Task statement: Gather each line of the records where "PHOTOART" appears.

Given data:
- - - - - - -

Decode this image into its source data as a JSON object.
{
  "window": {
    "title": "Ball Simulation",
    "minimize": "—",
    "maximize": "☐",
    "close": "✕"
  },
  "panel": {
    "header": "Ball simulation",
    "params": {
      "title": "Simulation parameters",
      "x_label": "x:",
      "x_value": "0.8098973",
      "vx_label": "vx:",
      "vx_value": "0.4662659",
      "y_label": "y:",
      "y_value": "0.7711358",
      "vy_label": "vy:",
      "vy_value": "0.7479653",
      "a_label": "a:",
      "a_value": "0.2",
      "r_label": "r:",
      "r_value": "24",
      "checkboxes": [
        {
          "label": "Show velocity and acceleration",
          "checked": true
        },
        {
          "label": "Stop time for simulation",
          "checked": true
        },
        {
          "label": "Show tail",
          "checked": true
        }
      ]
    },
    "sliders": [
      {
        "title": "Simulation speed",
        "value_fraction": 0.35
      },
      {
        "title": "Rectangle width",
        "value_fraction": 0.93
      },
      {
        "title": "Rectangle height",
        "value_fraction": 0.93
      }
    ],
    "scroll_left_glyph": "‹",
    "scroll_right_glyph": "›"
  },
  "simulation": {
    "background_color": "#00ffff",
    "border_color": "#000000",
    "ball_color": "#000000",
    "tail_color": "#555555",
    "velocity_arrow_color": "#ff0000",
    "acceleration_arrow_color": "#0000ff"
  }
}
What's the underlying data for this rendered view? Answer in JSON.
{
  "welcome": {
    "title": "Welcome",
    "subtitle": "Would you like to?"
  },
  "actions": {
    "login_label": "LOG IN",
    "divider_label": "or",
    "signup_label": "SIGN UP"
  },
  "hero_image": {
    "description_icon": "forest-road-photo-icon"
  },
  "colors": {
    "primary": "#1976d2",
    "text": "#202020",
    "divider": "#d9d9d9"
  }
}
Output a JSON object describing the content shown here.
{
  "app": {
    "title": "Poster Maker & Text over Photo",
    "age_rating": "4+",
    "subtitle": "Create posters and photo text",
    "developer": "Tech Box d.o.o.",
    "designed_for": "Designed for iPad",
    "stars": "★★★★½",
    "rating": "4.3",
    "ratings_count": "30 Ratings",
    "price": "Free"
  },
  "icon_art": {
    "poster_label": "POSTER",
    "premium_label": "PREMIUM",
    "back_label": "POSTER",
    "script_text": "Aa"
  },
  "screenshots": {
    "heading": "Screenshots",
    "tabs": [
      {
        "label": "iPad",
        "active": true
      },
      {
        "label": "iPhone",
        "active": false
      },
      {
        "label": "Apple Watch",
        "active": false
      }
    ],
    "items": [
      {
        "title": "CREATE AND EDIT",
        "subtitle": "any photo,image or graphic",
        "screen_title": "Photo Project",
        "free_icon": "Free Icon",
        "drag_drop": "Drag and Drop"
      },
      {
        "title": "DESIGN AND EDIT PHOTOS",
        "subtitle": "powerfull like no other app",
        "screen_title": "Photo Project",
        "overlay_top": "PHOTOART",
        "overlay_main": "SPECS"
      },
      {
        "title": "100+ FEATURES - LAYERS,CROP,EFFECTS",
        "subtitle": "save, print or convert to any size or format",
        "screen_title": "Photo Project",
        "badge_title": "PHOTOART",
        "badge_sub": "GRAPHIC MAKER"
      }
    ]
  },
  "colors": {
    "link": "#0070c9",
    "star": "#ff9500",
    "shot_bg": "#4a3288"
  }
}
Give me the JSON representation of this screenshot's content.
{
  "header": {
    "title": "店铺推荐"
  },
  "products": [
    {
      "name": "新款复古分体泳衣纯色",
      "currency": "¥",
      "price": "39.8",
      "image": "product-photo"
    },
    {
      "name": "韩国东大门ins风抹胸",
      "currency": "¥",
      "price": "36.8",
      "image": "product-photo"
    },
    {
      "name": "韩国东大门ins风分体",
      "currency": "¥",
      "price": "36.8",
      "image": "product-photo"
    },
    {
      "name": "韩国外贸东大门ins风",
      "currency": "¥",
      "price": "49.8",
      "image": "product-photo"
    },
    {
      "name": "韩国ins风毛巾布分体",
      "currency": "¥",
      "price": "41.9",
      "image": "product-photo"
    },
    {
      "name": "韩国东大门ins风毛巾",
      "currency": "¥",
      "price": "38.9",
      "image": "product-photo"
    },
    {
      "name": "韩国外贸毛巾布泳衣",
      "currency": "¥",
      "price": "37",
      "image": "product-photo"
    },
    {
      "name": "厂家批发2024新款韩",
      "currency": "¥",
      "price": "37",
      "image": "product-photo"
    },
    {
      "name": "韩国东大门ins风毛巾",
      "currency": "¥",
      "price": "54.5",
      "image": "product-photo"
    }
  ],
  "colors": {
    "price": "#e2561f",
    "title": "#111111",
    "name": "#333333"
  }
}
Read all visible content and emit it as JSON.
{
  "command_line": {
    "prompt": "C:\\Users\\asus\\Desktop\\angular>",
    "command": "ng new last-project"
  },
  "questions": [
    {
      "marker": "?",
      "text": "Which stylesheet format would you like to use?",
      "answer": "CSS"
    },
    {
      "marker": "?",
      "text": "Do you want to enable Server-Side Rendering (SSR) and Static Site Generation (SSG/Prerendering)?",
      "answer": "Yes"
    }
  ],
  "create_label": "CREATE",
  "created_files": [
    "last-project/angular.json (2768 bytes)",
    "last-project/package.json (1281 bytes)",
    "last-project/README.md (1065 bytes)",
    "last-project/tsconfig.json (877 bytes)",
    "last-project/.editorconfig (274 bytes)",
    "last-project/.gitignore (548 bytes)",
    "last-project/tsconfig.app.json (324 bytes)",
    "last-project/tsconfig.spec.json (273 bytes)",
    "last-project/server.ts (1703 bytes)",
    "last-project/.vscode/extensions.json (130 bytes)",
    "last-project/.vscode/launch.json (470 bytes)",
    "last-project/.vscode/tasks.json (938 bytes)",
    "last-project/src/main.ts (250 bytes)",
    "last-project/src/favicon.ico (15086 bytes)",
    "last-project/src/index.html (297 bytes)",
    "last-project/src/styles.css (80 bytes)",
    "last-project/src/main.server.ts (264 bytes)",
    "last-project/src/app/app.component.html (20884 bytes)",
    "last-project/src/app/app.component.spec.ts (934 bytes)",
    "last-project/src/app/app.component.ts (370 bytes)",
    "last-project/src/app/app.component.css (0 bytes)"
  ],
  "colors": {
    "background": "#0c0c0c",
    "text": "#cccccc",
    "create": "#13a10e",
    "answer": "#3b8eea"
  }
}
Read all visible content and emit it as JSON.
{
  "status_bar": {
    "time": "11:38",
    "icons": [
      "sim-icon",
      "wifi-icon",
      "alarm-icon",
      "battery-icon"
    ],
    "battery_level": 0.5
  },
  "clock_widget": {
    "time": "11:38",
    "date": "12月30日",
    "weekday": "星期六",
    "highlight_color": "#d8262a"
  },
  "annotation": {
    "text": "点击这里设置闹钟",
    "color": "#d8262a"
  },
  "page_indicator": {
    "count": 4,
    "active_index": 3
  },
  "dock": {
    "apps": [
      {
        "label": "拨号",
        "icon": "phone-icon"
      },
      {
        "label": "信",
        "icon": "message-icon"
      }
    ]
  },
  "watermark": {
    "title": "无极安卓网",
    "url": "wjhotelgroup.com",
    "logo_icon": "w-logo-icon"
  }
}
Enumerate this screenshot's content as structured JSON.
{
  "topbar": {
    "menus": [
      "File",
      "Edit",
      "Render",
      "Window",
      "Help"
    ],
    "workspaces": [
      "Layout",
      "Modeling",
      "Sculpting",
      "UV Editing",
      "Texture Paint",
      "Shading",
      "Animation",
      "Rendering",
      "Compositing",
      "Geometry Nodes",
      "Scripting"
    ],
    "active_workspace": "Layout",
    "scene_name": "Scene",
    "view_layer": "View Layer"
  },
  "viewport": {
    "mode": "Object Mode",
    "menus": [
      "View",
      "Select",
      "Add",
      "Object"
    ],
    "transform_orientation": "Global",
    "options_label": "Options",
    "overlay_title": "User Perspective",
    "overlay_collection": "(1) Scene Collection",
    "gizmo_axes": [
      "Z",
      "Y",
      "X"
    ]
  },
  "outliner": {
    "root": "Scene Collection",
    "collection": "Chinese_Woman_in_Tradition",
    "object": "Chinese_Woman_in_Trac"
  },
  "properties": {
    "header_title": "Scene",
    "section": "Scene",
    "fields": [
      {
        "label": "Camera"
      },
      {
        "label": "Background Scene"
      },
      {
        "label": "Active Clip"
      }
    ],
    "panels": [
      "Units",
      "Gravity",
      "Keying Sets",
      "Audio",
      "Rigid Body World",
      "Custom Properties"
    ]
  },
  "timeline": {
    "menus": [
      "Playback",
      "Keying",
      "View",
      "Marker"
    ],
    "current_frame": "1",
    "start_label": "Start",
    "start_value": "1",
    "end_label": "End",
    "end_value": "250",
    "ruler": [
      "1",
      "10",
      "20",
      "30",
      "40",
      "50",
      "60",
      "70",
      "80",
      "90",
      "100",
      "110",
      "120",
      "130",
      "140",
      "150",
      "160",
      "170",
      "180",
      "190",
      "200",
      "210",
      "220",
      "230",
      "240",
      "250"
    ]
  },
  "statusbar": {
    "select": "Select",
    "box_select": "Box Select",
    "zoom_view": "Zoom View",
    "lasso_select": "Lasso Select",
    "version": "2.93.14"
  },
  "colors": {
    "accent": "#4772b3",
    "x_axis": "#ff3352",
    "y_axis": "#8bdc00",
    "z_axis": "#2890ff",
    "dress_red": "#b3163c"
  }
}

- - - - - - -

Task output:
        "overlay_top": "PHOTOART",
        "badge_title": "PHOTOART",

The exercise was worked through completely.